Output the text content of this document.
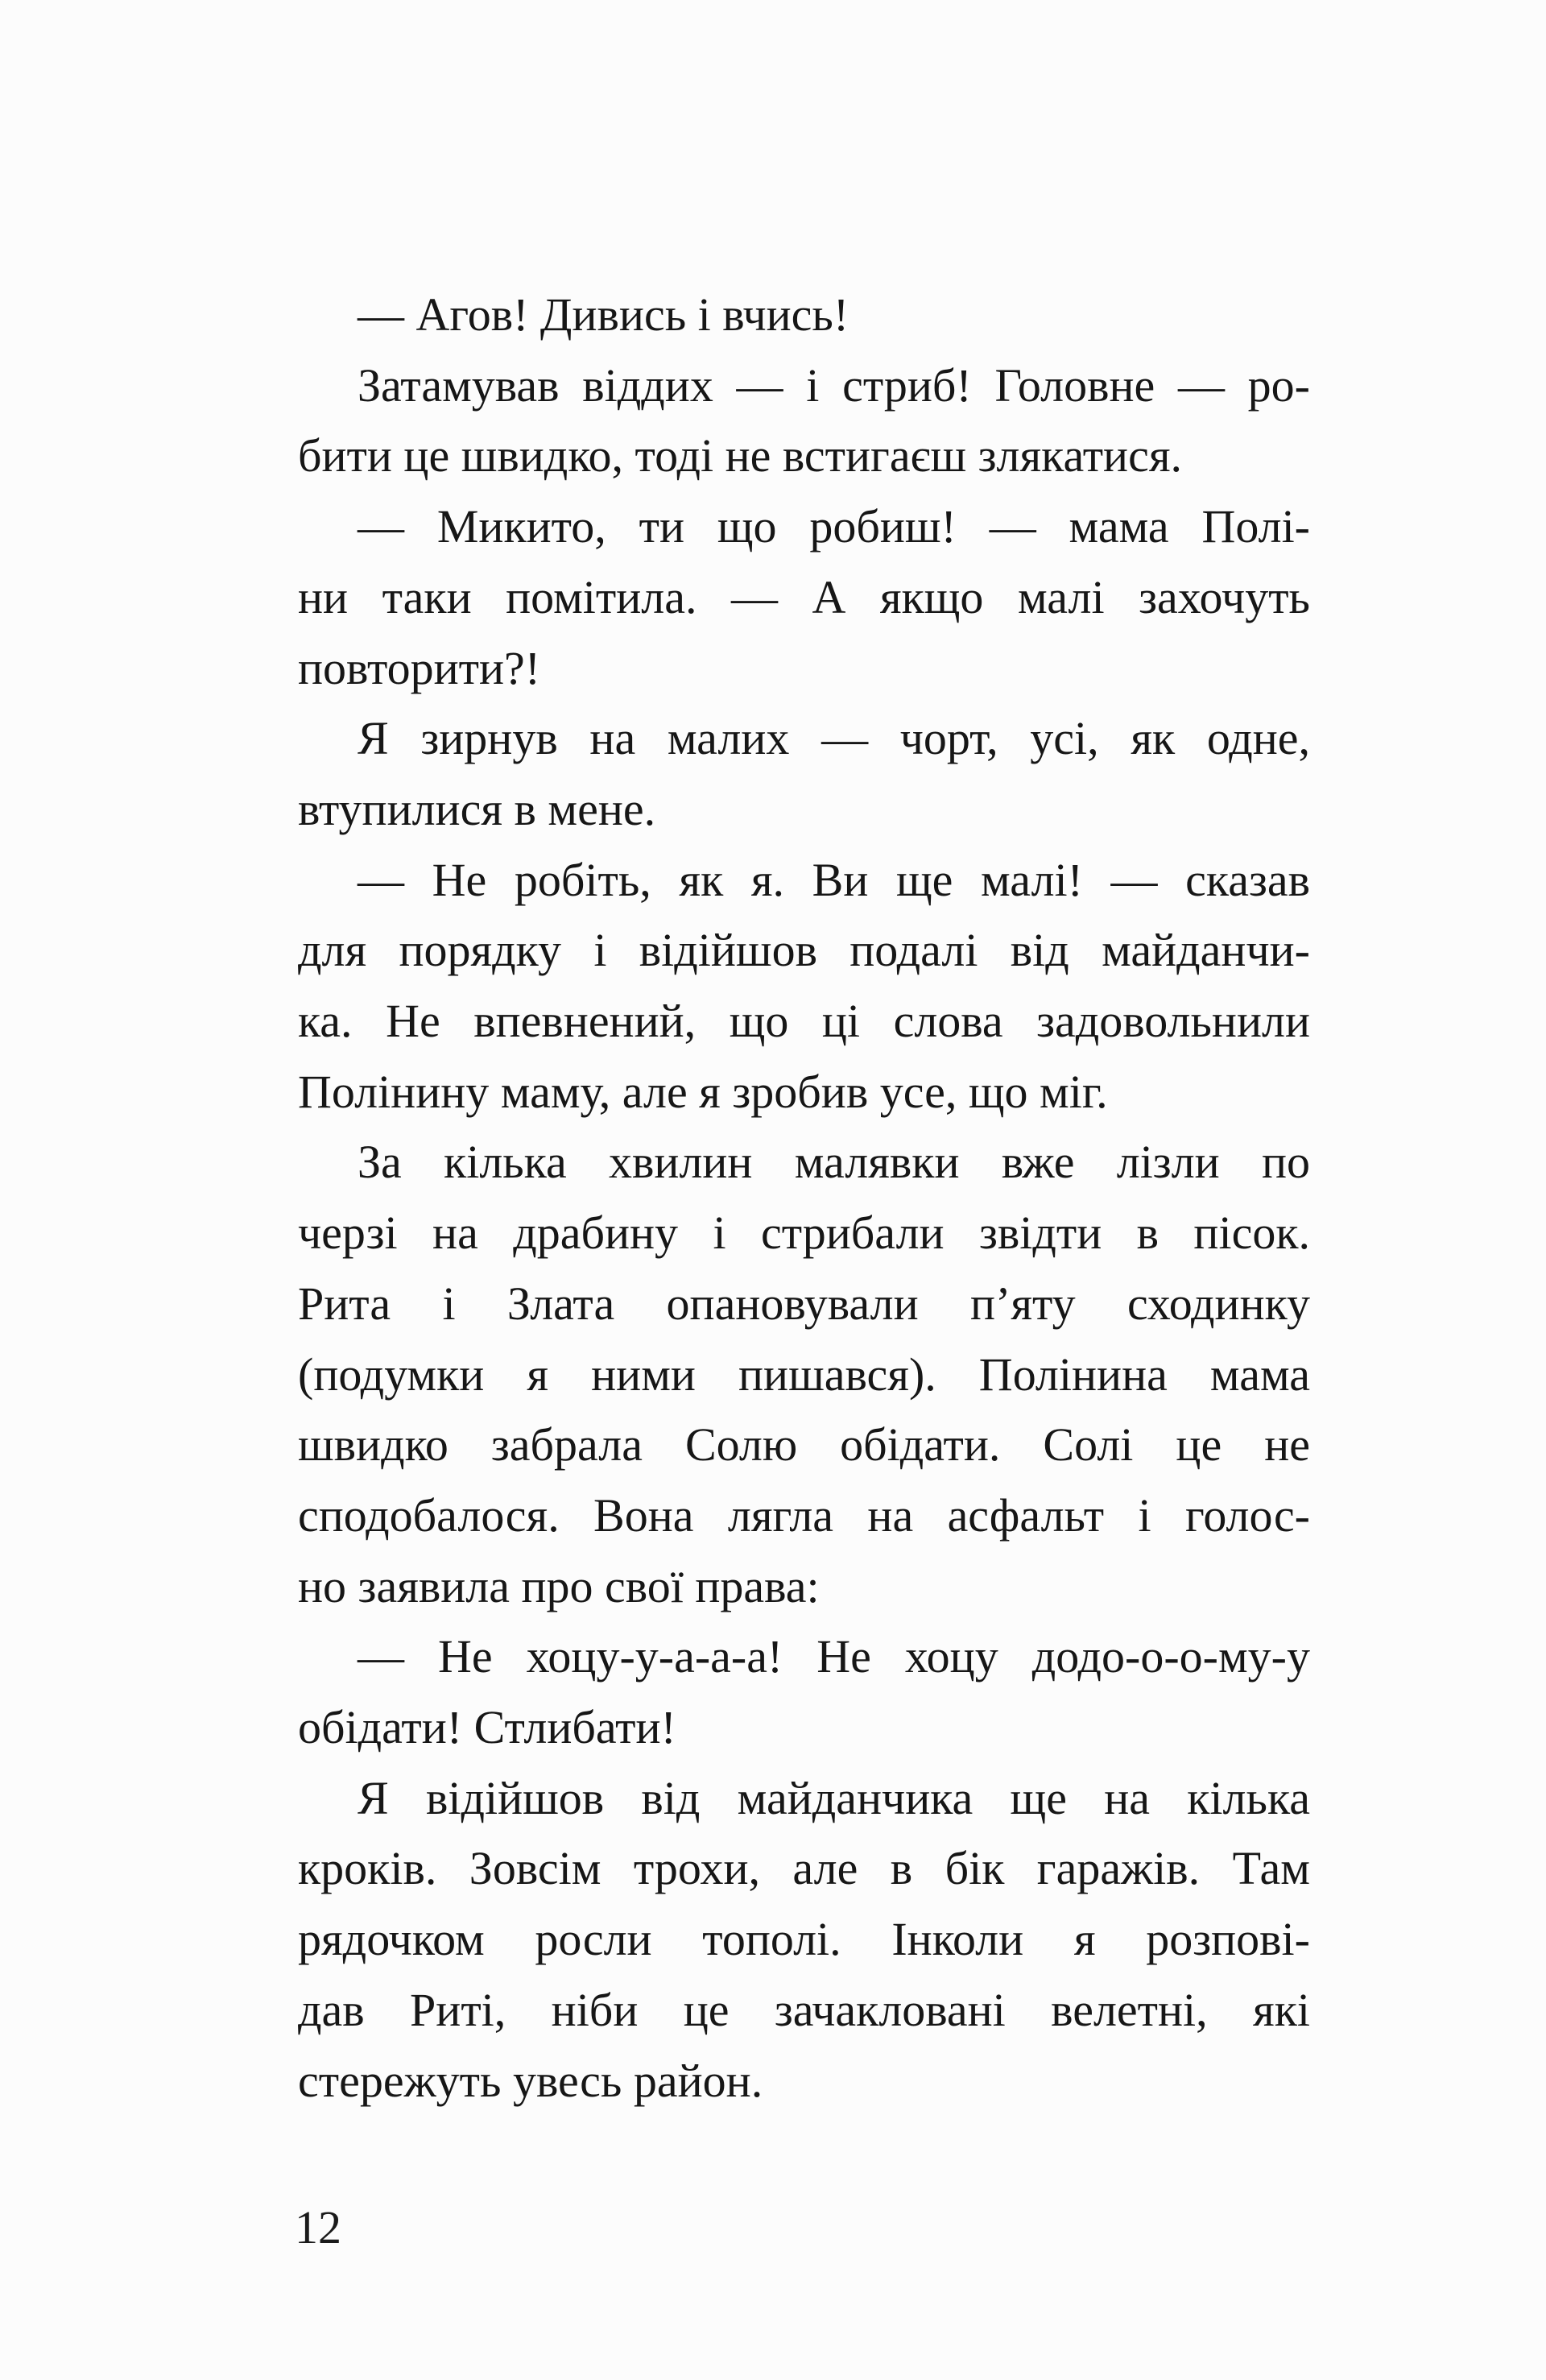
— Агов! Дивись і вчись!
Затамував віддих — і стриб! Головне — ро-
бити це швидко, тоді не встигаєш злякатися.
— Микито, ти що робиш! — мама Полі-
ни таки помітила. — А якщо малі захочуть
повторити?!
Я зирнув на малих — чорт, усі, як одне,
втупилися в мене.
— Не робіть, як я. Ви ще малі! — сказав
для порядку і відійшов подалі від майданчи-
ка. Не впевнений, що ці слова задовольнили
Полінину маму, але я зробив усе, що міг.
За кілька хвилин малявки вже лізли по
черзі на драбину і стрибали звідти в пісок.
Рита і Злата опановували п’яту сходинку
(подумки я ними пишався). Полінина мама
швидко забрала Солю обідати. Солі це не
сподобалося. Вона лягла на асфальт і голос-
но заявила про свої права:
— Не хоцу-у-а-а-а! Не хоцу додо-о-о-му-у
обідати! Стлибати!
Я відійшов від майданчика ще на кілька
кроків. Зовсім трохи, але в бік гаражів. Там
рядочком росли тополі. Інколи я розпові-
дав Риті, ніби це зачакловані велетні, які
стережуть увесь район.
12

• • • • •

• Written request
Return each line from the material above exactly, but not the pictures.

• Completed task
Output the text content of this document.
— Агов! Дивись і вчись!
Затамував віддих — і стриб! Головне — ро-
бити це швидко, тоді не встигаєш злякатися.
— Микито, ти що робиш! — мама Полі-
ни таки помітила. — А якщо малі захочуть
повторити?!
Я зирнув на малих — чорт, усі, як одне,
втупилися в мене.
— Не робіть, як я. Ви ще малі! — сказав
для порядку і відійшов подалі від майданчи-
ка. Не впевнений, що ці слова задовольнили
Полінину маму, але я зробив усе, що міг.
За кілька хвилин малявки вже лізли по
черзі на драбину і стрибали звідти в пісок.
Рита і Злата опановували п’яту сходинку
(подумки я ними пишався). Полінина мама
швидко забрала Солю обідати. Солі це не
сподобалося. Вона лягла на асфальт і голос-
но заявила про свої права:
— Не хоцу-у-а-а-а! Не хоцу додо-о-о-му-у
обідати! Стлибати!
Я відійшов від майданчика ще на кілька
кроків. Зовсім трохи, але в бік гаражів. Там
рядочком росли тополі. Інколи я розпові-
дав Риті, ніби це зачакловані велетні, які
стережуть увесь район.
12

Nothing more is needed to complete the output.